## Entries
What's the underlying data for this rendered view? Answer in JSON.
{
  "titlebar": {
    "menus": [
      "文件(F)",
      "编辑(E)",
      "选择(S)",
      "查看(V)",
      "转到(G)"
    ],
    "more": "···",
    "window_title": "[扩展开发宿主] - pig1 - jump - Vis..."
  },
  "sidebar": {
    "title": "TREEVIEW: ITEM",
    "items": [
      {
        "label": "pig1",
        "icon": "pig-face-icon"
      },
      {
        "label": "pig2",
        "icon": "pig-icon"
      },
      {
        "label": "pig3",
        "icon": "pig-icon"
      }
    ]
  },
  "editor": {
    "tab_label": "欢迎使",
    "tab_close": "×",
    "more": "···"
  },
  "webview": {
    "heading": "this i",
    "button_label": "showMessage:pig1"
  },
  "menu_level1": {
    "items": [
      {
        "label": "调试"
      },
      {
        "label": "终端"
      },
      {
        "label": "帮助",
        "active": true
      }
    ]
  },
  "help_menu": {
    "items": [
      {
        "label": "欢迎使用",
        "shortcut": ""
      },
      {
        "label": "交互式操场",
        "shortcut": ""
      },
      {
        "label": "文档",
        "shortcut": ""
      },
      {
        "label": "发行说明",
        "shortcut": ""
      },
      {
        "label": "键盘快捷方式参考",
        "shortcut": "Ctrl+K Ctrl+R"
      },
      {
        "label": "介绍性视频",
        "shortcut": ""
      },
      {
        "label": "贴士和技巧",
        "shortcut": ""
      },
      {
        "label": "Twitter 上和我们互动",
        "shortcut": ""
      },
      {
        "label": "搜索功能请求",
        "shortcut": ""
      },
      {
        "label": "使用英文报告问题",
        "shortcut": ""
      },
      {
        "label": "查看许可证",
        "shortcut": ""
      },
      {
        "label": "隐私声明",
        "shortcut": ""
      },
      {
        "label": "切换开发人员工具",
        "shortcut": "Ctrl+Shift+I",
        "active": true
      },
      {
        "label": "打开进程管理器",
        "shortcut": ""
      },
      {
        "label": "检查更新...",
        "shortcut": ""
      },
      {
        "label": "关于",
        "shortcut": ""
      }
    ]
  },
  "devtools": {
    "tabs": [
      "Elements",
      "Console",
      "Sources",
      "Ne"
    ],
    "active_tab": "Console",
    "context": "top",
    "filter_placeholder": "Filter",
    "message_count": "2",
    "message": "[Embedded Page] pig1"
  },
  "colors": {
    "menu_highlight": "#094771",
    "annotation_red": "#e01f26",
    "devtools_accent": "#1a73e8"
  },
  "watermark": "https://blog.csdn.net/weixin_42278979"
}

## Task prompt
All of the entries need to be reproduced exactly; please write them out.

## Solution to this problem
What's the underlying data for this rendered view? Answer in JSON.
{
  "titlebar": {
    "menus": [
      "文件(F)",
      "编辑(E)",
      "选择(S)",
      "查看(V)",
      "转到(G)"
    ],
    "more": "···",
    "window_title": "[扩展开发宿主] - pig1 - jump - Vis..."
  },
  "sidebar": {
    "title": "TREEVIEW: ITEM",
    "items": [
      {
        "label": "pig1",
        "icon": "pig-face-icon"
      },
      {
        "label": "pig2",
        "icon": "pig-icon"
      },
      {
        "label": "pig3",
        "icon": "pig-icon"
      }
    ]
  },
  "editor": {
    "tab_label": "欢迎使",
    "tab_close": "×",
    "more": "···"
  },
  "webview": {
    "heading": "this i",
    "button_label": "showMessage:pig1"
  },
  "menu_level1": {
    "items": [
      {
        "label": "调试"
      },
      {
        "label": "终端"
      },
      {
        "label": "帮助",
        "active": true
      }
    ]
  },
  "help_menu": {
    "items": [
      {
        "label": "欢迎使用",
        "shortcut": ""
      },
      {
        "label": "交互式操场",
        "shortcut": ""
      },
      {
        "label": "文档",
        "shortcut": ""
      },
      {
        "label": "发行说明",
        "shortcut": ""
      },
      {
        "label": "键盘快捷方式参考",
        "shortcut": "Ctrl+K Ctrl+R"
      },
      {
        "label": "介绍性视频",
        "shortcut": ""
      },
      {
        "label": "贴士和技巧",
        "shortcut": ""
      },
      {
        "label": "Twitter 上和我们互动",
        "shortcut": ""
      },
      {
        "label": "搜索功能请求",
        "shortcut": ""
      },
      {
        "label": "使用英文报告问题",
        "shortcut": ""
      },
      {
        "label": "查看许可证",
        "shortcut": ""
      },
      {
        "label": "隐私声明",
        "shortcut": ""
      },
      {
        "label": "切换开发人员工具",
        "shortcut": "Ctrl+Shift+I",
        "active": true
      },
      {
        "label": "打开进程管理器",
        "shortcut": ""
      },
      {
        "label": "检查更新...",
        "shortcut": ""
      },
      {
        "label": "关于",
        "shortcut": ""
      }
    ]
  },
  "devtools": {
    "tabs": [
      "Elements",
      "Console",
      "Sources",
      "Ne"
    ],
    "active_tab": "Console",
    "context": "top",
    "filter_placeholder": "Filter",
    "message_count": "2",
    "message": "[Embedded Page] pig1"
  },
  "colors": {
    "menu_highlight": "#094771",
    "annotation_red": "#e01f26",
    "devtools_accent": "#1a73e8"
  },
  "watermark": "https://blog.csdn.net/weixin_42278979"
}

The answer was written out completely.